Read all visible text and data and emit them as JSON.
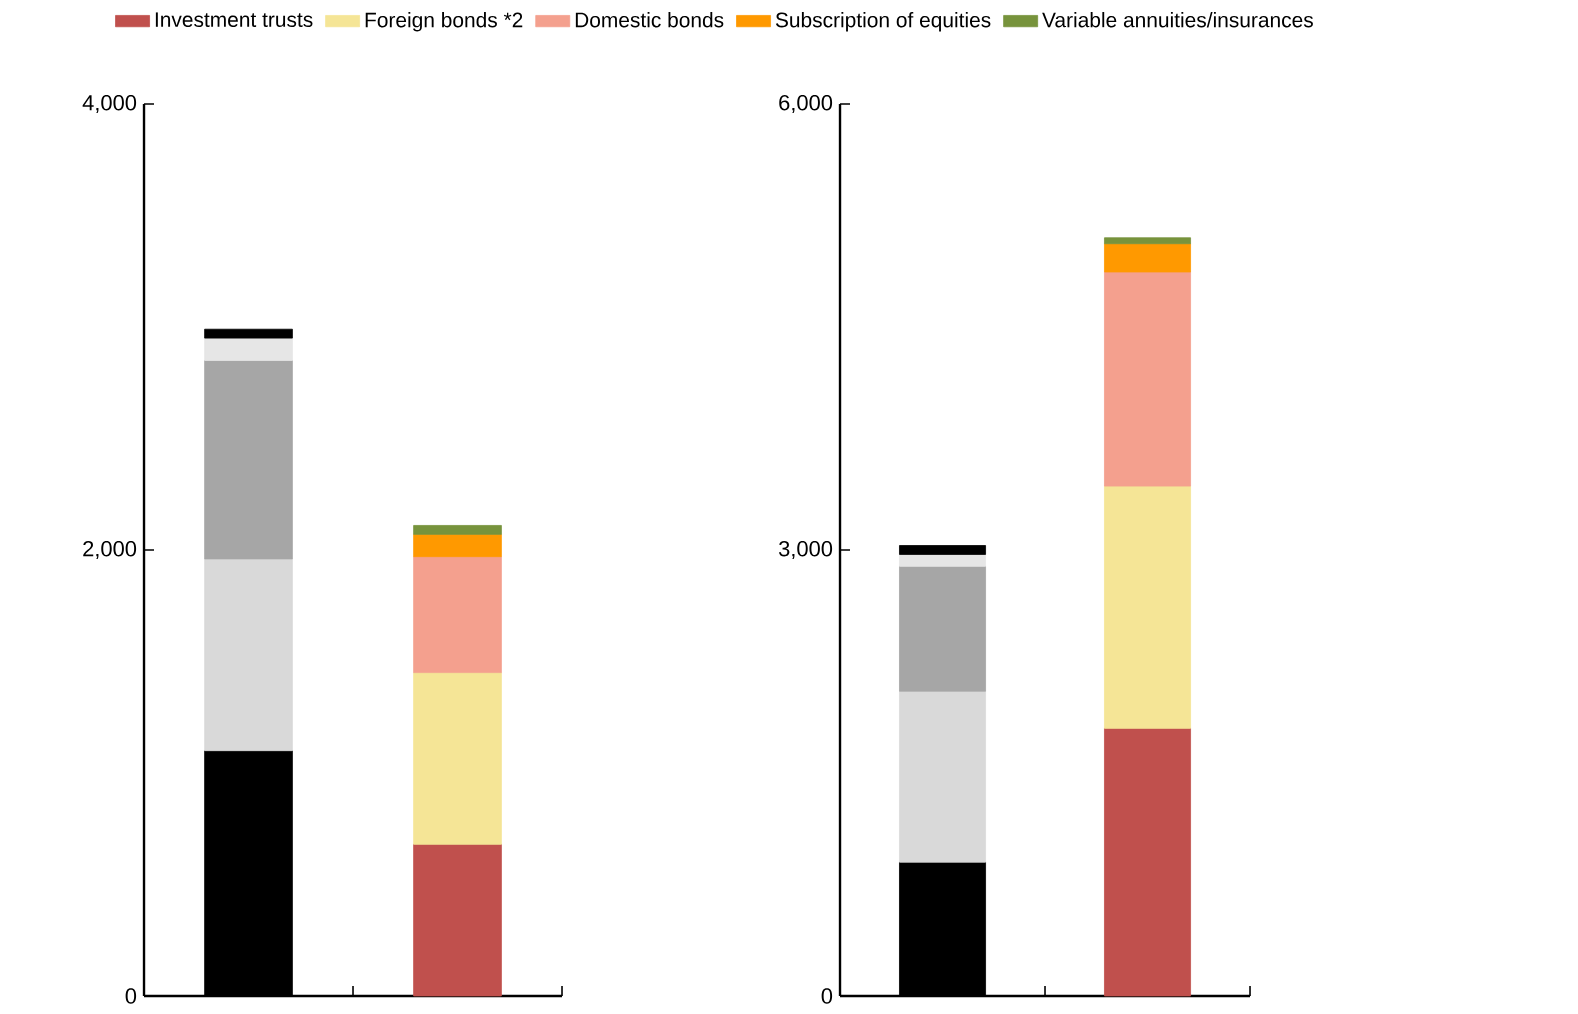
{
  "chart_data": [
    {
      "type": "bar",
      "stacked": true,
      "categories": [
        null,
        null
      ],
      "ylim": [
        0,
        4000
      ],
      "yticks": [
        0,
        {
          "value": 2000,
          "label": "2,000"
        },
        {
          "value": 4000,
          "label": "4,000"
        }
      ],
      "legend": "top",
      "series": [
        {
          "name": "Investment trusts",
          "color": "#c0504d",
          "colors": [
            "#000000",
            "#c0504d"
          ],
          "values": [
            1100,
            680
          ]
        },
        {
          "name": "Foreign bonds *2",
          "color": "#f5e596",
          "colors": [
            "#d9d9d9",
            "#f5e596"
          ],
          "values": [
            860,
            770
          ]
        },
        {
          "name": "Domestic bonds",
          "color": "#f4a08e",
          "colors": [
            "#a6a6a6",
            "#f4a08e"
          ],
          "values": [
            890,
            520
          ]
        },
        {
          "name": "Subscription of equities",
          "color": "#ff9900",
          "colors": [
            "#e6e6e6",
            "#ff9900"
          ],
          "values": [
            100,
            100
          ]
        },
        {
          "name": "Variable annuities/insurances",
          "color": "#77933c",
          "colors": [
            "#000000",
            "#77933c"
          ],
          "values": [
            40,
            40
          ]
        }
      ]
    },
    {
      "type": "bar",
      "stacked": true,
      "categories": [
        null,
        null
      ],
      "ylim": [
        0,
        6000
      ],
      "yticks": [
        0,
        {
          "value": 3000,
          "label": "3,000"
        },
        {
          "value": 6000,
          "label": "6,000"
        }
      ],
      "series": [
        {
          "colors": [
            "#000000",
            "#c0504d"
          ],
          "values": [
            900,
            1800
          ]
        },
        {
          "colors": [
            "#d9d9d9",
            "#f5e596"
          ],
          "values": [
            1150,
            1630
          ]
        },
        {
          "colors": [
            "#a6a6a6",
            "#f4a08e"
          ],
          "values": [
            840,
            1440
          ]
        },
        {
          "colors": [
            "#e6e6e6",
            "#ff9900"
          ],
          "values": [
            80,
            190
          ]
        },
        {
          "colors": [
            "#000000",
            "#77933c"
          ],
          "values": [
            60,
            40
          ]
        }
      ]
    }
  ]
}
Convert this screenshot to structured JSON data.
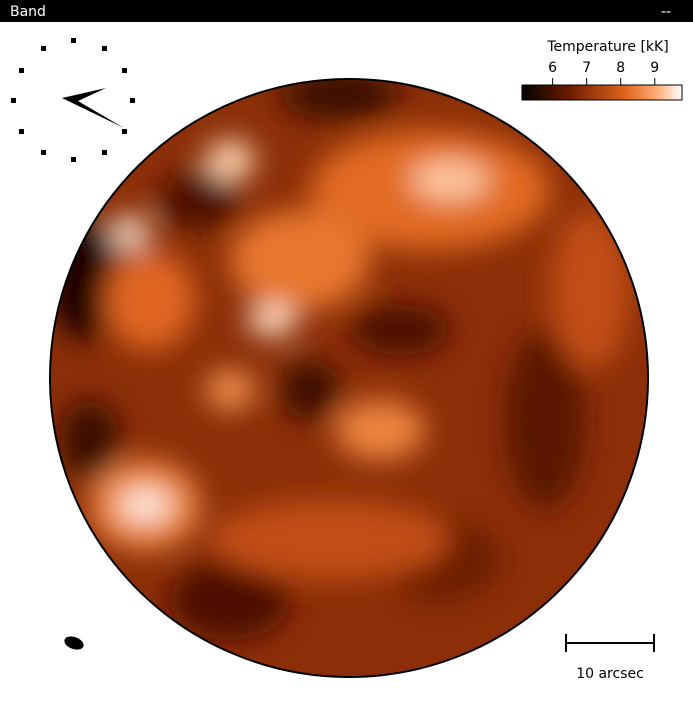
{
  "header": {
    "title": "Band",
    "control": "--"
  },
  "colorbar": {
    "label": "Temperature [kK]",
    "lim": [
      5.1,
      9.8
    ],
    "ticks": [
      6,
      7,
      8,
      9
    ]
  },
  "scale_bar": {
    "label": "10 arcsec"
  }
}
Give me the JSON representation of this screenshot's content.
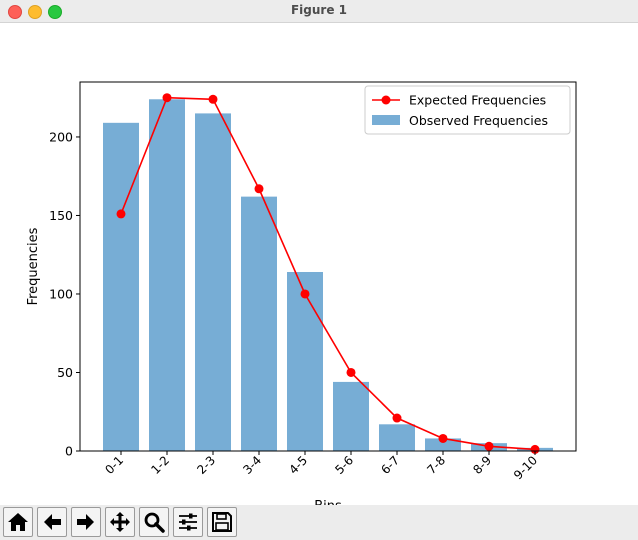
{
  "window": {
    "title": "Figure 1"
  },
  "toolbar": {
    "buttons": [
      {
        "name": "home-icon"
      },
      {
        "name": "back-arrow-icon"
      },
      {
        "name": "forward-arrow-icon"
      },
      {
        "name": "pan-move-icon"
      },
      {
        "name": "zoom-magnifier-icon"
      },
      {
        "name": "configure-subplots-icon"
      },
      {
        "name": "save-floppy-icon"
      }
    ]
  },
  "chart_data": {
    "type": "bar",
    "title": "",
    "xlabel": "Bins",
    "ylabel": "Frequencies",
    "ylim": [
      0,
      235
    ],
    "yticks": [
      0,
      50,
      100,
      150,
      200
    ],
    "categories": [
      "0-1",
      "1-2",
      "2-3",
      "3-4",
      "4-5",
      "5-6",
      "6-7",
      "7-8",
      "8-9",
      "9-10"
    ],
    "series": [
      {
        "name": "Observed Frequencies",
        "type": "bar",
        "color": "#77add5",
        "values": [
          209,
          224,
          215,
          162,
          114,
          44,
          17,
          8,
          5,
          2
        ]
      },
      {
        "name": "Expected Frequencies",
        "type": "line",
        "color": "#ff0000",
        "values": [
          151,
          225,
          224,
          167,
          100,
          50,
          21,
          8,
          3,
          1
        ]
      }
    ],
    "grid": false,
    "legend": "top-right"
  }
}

-*-

* _INSTRUCTION_: From the records above, how many lines include the word "screenshot"? Only the number is wanted.

* _REPLY_: 2